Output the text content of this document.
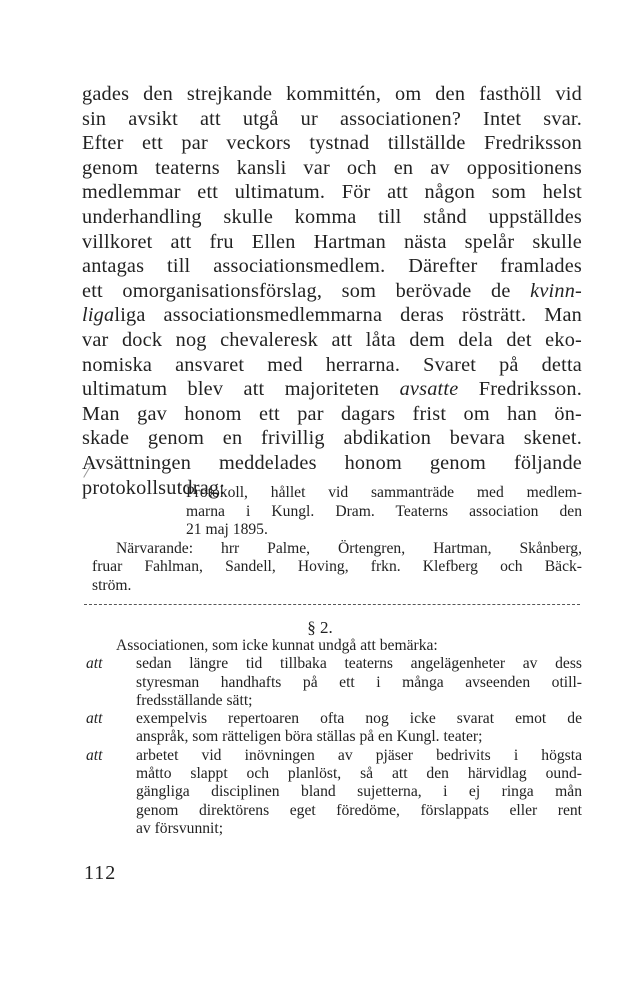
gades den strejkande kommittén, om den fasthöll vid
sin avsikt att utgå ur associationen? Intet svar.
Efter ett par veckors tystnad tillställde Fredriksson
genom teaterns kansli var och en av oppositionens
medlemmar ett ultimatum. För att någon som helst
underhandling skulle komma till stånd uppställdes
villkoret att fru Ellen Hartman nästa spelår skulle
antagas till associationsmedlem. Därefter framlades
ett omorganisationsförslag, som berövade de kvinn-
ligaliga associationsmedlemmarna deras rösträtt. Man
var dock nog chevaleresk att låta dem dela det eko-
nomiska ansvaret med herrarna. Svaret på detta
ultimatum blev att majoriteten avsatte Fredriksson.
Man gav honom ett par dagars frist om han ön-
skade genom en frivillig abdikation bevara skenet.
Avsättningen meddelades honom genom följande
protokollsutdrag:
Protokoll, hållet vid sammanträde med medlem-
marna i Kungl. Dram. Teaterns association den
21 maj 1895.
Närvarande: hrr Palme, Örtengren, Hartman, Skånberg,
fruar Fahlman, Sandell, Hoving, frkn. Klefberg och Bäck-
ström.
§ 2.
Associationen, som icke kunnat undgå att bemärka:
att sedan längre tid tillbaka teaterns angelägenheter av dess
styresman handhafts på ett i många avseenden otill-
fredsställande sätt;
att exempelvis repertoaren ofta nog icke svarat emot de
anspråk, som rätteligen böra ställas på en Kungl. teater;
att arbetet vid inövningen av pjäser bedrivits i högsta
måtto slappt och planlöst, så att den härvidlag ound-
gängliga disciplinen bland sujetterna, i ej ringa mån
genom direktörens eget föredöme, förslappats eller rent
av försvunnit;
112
════════
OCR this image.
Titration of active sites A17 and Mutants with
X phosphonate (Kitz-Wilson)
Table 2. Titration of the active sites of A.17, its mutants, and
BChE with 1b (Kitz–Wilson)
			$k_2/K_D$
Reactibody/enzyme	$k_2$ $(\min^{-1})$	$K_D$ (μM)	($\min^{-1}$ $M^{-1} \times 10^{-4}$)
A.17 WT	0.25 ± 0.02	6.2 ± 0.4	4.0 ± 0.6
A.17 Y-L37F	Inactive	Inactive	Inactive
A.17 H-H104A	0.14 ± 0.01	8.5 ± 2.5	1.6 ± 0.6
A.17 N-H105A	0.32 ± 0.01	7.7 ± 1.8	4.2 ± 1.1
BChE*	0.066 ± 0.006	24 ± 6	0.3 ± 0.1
════════
### TO DO
Filter the entries down to the lines holding the string "Kitz". Copy each of those lines.

### SOLUTION FOR THIS EXERCISE
X phosphonate (Kitz-Wilson)
BChE with 1b (Kitz–Wilson)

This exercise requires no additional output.